(TASK DATA):
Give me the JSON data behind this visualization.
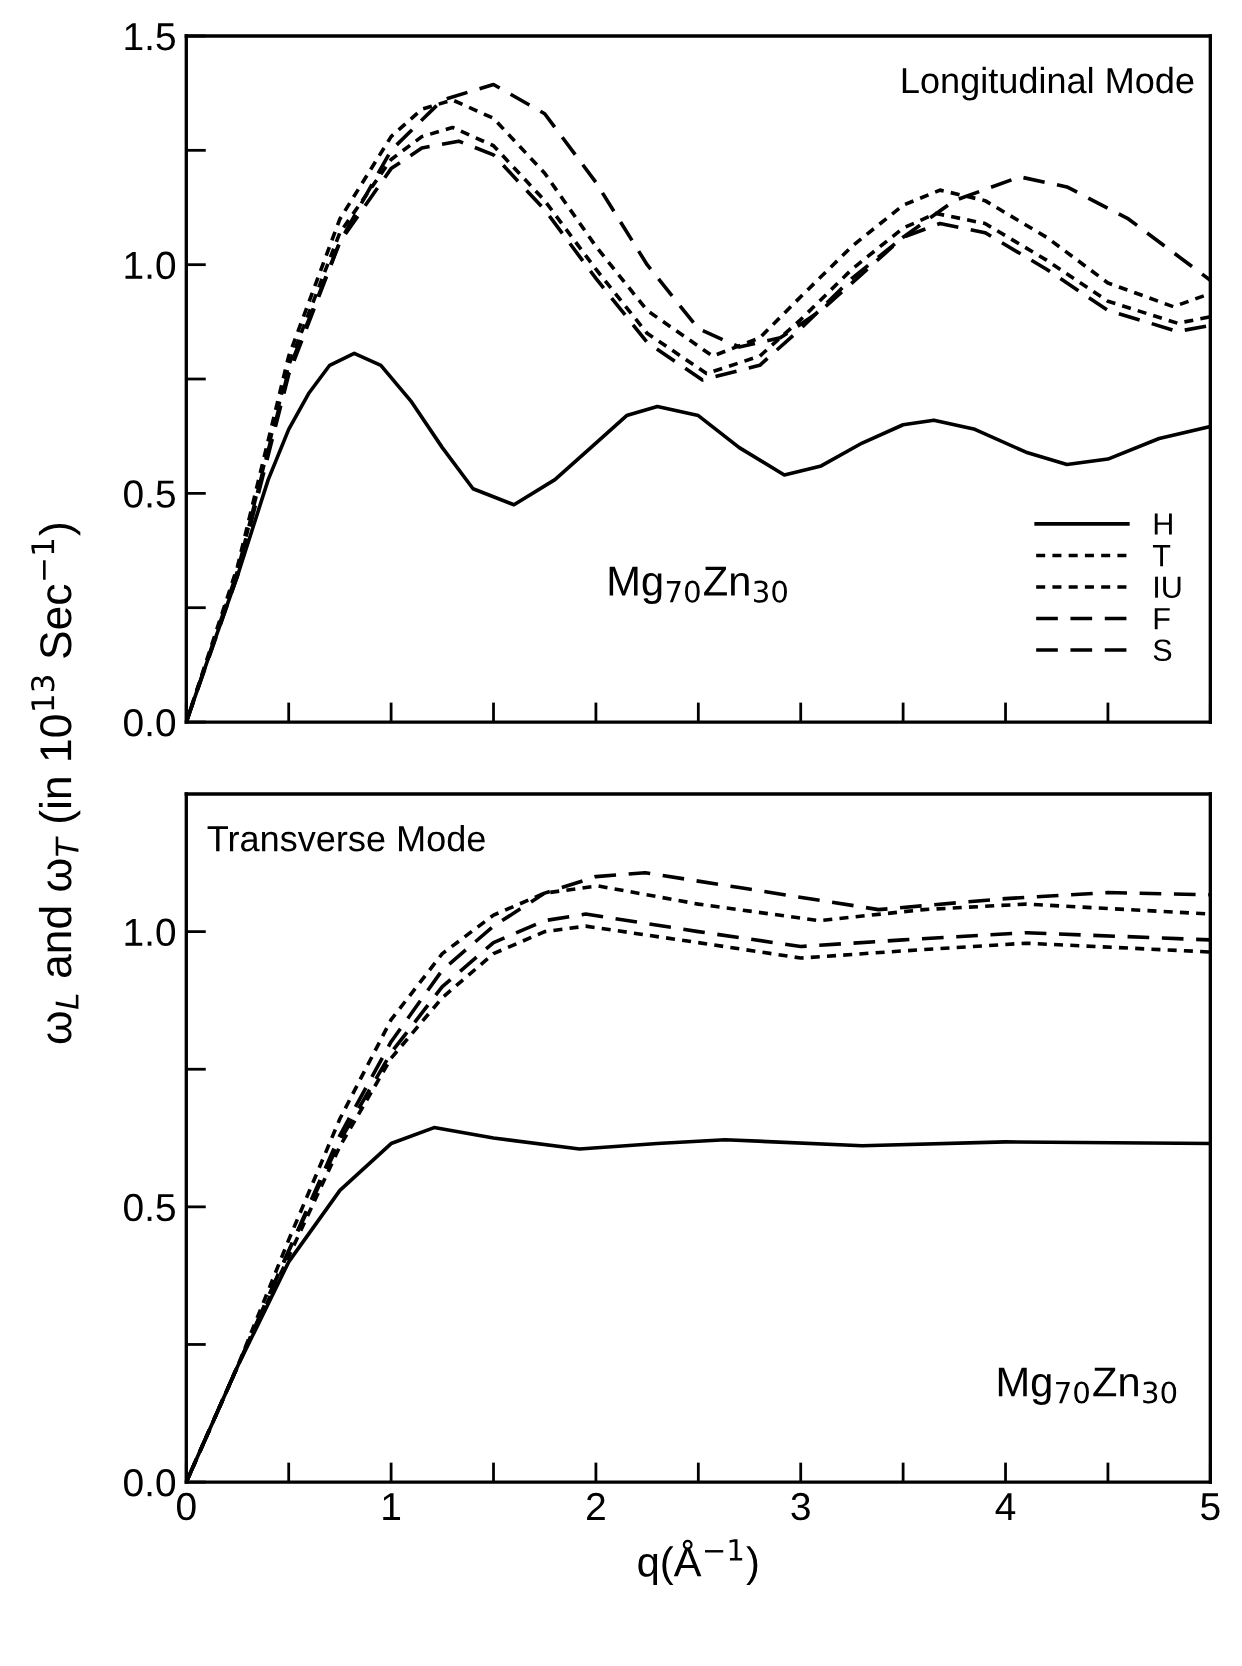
{
  "chart_data": [
    {
      "type": "line",
      "annotations": [
        "Longitudinal Mode",
        "Mg$_{70}$Zn$_{30}$"
      ],
      "ylabel": "ω$_{L}$ and ω$_{T}$ (in 10$^{13}$ Sec$^{−1}$)",
      "xlim": [
        0,
        5
      ],
      "ylim": [
        0,
        1.5
      ],
      "xticks": [
        {
          "value": 0,
          "label": null
        },
        {
          "value": 0.5,
          "label": null
        },
        {
          "value": 1,
          "label": null
        },
        {
          "value": 1.5,
          "label": null
        },
        {
          "value": 2,
          "label": null
        },
        {
          "value": 2.5,
          "label": null
        },
        {
          "value": 3,
          "label": null
        },
        {
          "value": 3.5,
          "label": null
        },
        {
          "value": 4,
          "label": null
        },
        {
          "value": 4.5,
          "label": null
        },
        {
          "value": 5,
          "label": null
        }
      ],
      "yticks": [
        {
          "value": 0,
          "label": "0.0"
        },
        {
          "value": 0.25,
          "label": null
        },
        {
          "value": 0.5,
          "label": "0.5"
        },
        {
          "value": 0.75,
          "label": null
        },
        {
          "value": 1,
          "label": "1.0"
        },
        {
          "value": 1.25,
          "label": null
        },
        {
          "value": 1.5,
          "label": "1.5"
        }
      ],
      "tick_labels": "y",
      "grid": false,
      "legend": "bottom right",
      "series": [
        {
          "name": "H",
          "color": "#000000",
          "line_style": "solid",
          "x": [
            0,
            0.1,
            0.25,
            0.4,
            0.5,
            0.6,
            0.7,
            0.82,
            0.95,
            1.1,
            1.25,
            1.4,
            1.6,
            1.8,
            2.0,
            2.15,
            2.3,
            2.5,
            2.7,
            2.92,
            3.1,
            3.3,
            3.5,
            3.65,
            3.85,
            4.1,
            4.3,
            4.5,
            4.75,
            5.0
          ],
          "values": [
            0,
            0.13,
            0.32,
            0.53,
            0.64,
            0.72,
            0.78,
            0.806,
            0.78,
            0.7,
            0.6,
            0.51,
            0.475,
            0.53,
            0.61,
            0.67,
            0.69,
            0.67,
            0.6,
            0.54,
            0.56,
            0.61,
            0.65,
            0.66,
            0.64,
            0.59,
            0.563,
            0.575,
            0.62,
            0.646
          ]
        },
        {
          "name": "T",
          "color": "#000000",
          "line_style": "dotted",
          "x": [
            0,
            0.25,
            0.5,
            0.75,
            1.0,
            1.15,
            1.3,
            1.5,
            1.75,
            2.0,
            2.25,
            2.57,
            2.8,
            3.0,
            3.25,
            3.5,
            3.68,
            3.9,
            4.2,
            4.5,
            4.82,
            5.0
          ],
          "values": [
            0,
            0.34,
            0.8,
            1.1,
            1.28,
            1.34,
            1.36,
            1.32,
            1.2,
            1.04,
            0.9,
            0.8,
            0.84,
            0.93,
            1.04,
            1.13,
            1.163,
            1.14,
            1.06,
            0.96,
            0.908,
            0.937
          ]
        },
        {
          "name": "IU",
          "color": "#000000",
          "line_style": "dotted",
          "x": [
            0,
            0.25,
            0.5,
            0.75,
            1.0,
            1.15,
            1.3,
            1.5,
            1.75,
            2.0,
            2.25,
            2.54,
            2.8,
            3.0,
            3.25,
            3.5,
            3.66,
            3.9,
            4.2,
            4.5,
            4.84,
            5.0
          ],
          "values": [
            0,
            0.33,
            0.78,
            1.07,
            1.23,
            1.28,
            1.3,
            1.26,
            1.14,
            0.99,
            0.85,
            0.762,
            0.8,
            0.88,
            0.99,
            1.08,
            1.112,
            1.09,
            1.01,
            0.92,
            0.872,
            0.886
          ]
        },
        {
          "name": "F",
          "color": "#000000",
          "line_style": "dashed",
          "x": [
            0,
            0.25,
            0.5,
            0.75,
            1.0,
            1.15,
            1.33,
            1.5,
            1.75,
            2.0,
            2.25,
            2.52,
            2.8,
            3.0,
            3.25,
            3.5,
            3.68,
            3.9,
            4.2,
            4.5,
            4.84,
            5.0
          ],
          "values": [
            0,
            0.33,
            0.77,
            1.05,
            1.21,
            1.255,
            1.27,
            1.24,
            1.12,
            0.97,
            0.83,
            0.748,
            0.78,
            0.86,
            0.97,
            1.06,
            1.09,
            1.07,
            0.99,
            0.9,
            0.854,
            0.867
          ]
        },
        {
          "name": "S",
          "color": "#000000",
          "line_style": "dashed",
          "x": [
            0,
            0.25,
            0.5,
            0.75,
            1.0,
            1.25,
            1.5,
            1.75,
            2.0,
            2.25,
            2.5,
            2.7,
            2.9,
            3.1,
            3.3,
            3.5,
            3.75,
            4.07,
            4.3,
            4.6,
            5.0
          ],
          "values": [
            0,
            0.32,
            0.76,
            1.05,
            1.25,
            1.36,
            1.394,
            1.33,
            1.18,
            1.0,
            0.86,
            0.82,
            0.84,
            0.9,
            0.98,
            1.06,
            1.14,
            1.192,
            1.17,
            1.1,
            0.966
          ]
        }
      ]
    },
    {
      "type": "line",
      "annotations": [
        "Transverse Mode",
        "Mg$_{70}$Zn$_{30}$"
      ],
      "xlabel": "q(Å$^{−1}$)",
      "xlim": [
        0,
        5
      ],
      "ylim": [
        0,
        1.25
      ],
      "xticks": [
        0,
        {
          "value": 0.5,
          "label": null
        },
        1,
        {
          "value": 1.5,
          "label": null
        },
        2,
        {
          "value": 2.5,
          "label": null
        },
        3,
        {
          "value": 3.5,
          "label": null
        },
        4,
        {
          "value": 4.5,
          "label": null
        },
        5
      ],
      "yticks": [
        {
          "value": 0,
          "label": "0.0"
        },
        {
          "value": 0.25,
          "label": null
        },
        {
          "value": 0.5,
          "label": "0.5"
        },
        {
          "value": 0.75,
          "label": null
        },
        {
          "value": 1,
          "label": "1.0"
        }
      ],
      "grid": false,
      "series": [
        {
          "color": "#000000",
          "line_style": "solid",
          "x": [
            0,
            0.25,
            0.5,
            0.75,
            1.0,
            1.21,
            1.5,
            1.92,
            2.3,
            2.63,
            3.3,
            4.0,
            5.0
          ],
          "values": [
            0,
            0.21,
            0.4,
            0.53,
            0.615,
            0.644,
            0.625,
            0.605,
            0.615,
            0.622,
            0.611,
            0.618,
            0.615
          ]
        },
        {
          "color": "#000000",
          "line_style": "dotted",
          "x": [
            0,
            0.25,
            0.5,
            0.75,
            1.0,
            1.25,
            1.5,
            1.75,
            2.01,
            2.5,
            3.09,
            3.6,
            4.1,
            5.0
          ],
          "values": [
            0,
            0.21,
            0.44,
            0.66,
            0.84,
            0.96,
            1.03,
            1.07,
            1.083,
            1.05,
            1.02,
            1.04,
            1.05,
            1.032
          ]
        },
        {
          "color": "#000000",
          "line_style": "dotted",
          "x": [
            0,
            0.25,
            0.5,
            0.75,
            1.0,
            1.25,
            1.5,
            1.75,
            1.95,
            2.5,
            3.0,
            3.5,
            4.1,
            5.0
          ],
          "values": [
            0,
            0.21,
            0.41,
            0.61,
            0.77,
            0.88,
            0.96,
            1.0,
            1.01,
            0.98,
            0.952,
            0.965,
            0.979,
            0.963
          ]
        },
        {
          "color": "#000000",
          "line_style": "dashed",
          "x": [
            0,
            0.25,
            0.5,
            0.75,
            1.0,
            1.25,
            1.5,
            1.75,
            1.95,
            2.5,
            3.0,
            3.5,
            4.1,
            5.0
          ],
          "values": [
            0,
            0.21,
            0.42,
            0.62,
            0.78,
            0.9,
            0.98,
            1.02,
            1.032,
            1.0,
            0.973,
            0.985,
            0.998,
            0.985
          ]
        },
        {
          "color": "#000000",
          "line_style": "dashed",
          "x": [
            0,
            0.25,
            0.5,
            0.75,
            1.0,
            1.25,
            1.5,
            1.75,
            2.0,
            2.24,
            2.7,
            3.38,
            4.0,
            4.5,
            5.0
          ],
          "values": [
            0,
            0.21,
            0.42,
            0.63,
            0.8,
            0.93,
            1.01,
            1.07,
            1.1,
            1.107,
            1.08,
            1.04,
            1.06,
            1.071,
            1.067
          ]
        }
      ]
    }
  ]
}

(DESCRIPTION OF THE TASK):
Which lines of the data include "Mode"? Copy each of them.

(SOLUTION TO THIS PROBLEM):
        "Longitudinal Mode",
        "Transverse Mode",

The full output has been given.